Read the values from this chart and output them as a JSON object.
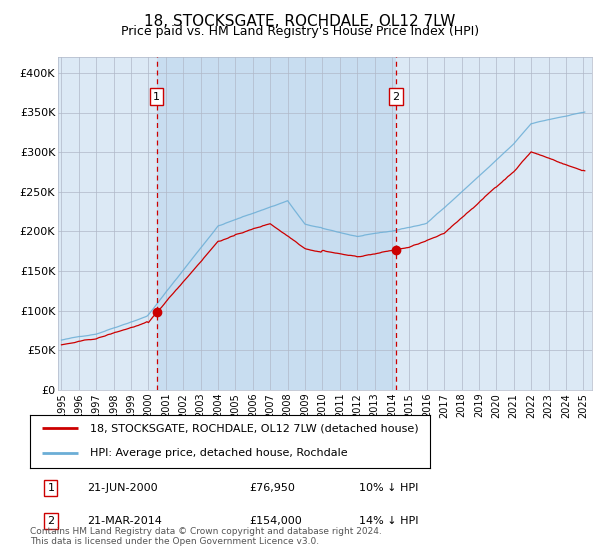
{
  "title": "18, STOCKSGATE, ROCHDALE, OL12 7LW",
  "subtitle": "Price paid vs. HM Land Registry's House Price Index (HPI)",
  "legend_line1": "18, STOCKSGATE, ROCHDALE, OL12 7LW (detached house)",
  "legend_line2": "HPI: Average price, detached house, Rochdale",
  "annotation1": {
    "label": "1",
    "date": "21-JUN-2000",
    "price": "£76,950",
    "pct": "10% ↓ HPI",
    "x_year": 2000.47
  },
  "annotation2": {
    "label": "2",
    "date": "21-MAR-2014",
    "price": "£154,000",
    "pct": "14% ↓ HPI",
    "x_year": 2014.22
  },
  "footer": "Contains HM Land Registry data © Crown copyright and database right 2024.\nThis data is licensed under the Open Government Licence v3.0.",
  "hpi_color": "#6baed6",
  "price_color": "#cc0000",
  "annotation_color": "#cc0000",
  "plot_bg": "#dce9f5",
  "highlight_bg": "#c8ddf0",
  "ylim": [
    0,
    420000
  ],
  "yticks": [
    0,
    50000,
    100000,
    150000,
    200000,
    250000,
    300000,
    350000,
    400000
  ],
  "xlim_start": 1994.8,
  "xlim_end": 2025.5,
  "xtick_years": [
    1995,
    1996,
    1997,
    1998,
    1999,
    2000,
    2001,
    2002,
    2003,
    2004,
    2005,
    2006,
    2007,
    2008,
    2009,
    2010,
    2011,
    2012,
    2013,
    2014,
    2015,
    2016,
    2017,
    2018,
    2019,
    2020,
    2021,
    2022,
    2023,
    2024,
    2025
  ]
}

##########

Reproduce all of the entries word for word, skipping any pictures they hold.

**FINAL RESULT**
Read the values from this chart and output them as a JSON object.
{
  "title": "18, STOCKSGATE, ROCHDALE, OL12 7LW",
  "subtitle": "Price paid vs. HM Land Registry's House Price Index (HPI)",
  "legend_line1": "18, STOCKSGATE, ROCHDALE, OL12 7LW (detached house)",
  "legend_line2": "HPI: Average price, detached house, Rochdale",
  "annotation1": {
    "label": "1",
    "date": "21-JUN-2000",
    "price": "£76,950",
    "pct": "10% ↓ HPI",
    "x_year": 2000.47
  },
  "annotation2": {
    "label": "2",
    "date": "21-MAR-2014",
    "price": "£154,000",
    "pct": "14% ↓ HPI",
    "x_year": 2014.22
  },
  "footer": "Contains HM Land Registry data © Crown copyright and database right 2024.\nThis data is licensed under the Open Government Licence v3.0.",
  "hpi_color": "#6baed6",
  "price_color": "#cc0000",
  "annotation_color": "#cc0000",
  "plot_bg": "#dce9f5",
  "highlight_bg": "#c8ddf0",
  "ylim": [
    0,
    420000
  ],
  "yticks": [
    0,
    50000,
    100000,
    150000,
    200000,
    250000,
    300000,
    350000,
    400000
  ],
  "xlim_start": 1994.8,
  "xlim_end": 2025.5,
  "xtick_years": [
    1995,
    1996,
    1997,
    1998,
    1999,
    2000,
    2001,
    2002,
    2003,
    2004,
    2005,
    2006,
    2007,
    2008,
    2009,
    2010,
    2011,
    2012,
    2013,
    2014,
    2015,
    2016,
    2017,
    2018,
    2019,
    2020,
    2021,
    2022,
    2023,
    2024,
    2025
  ]
}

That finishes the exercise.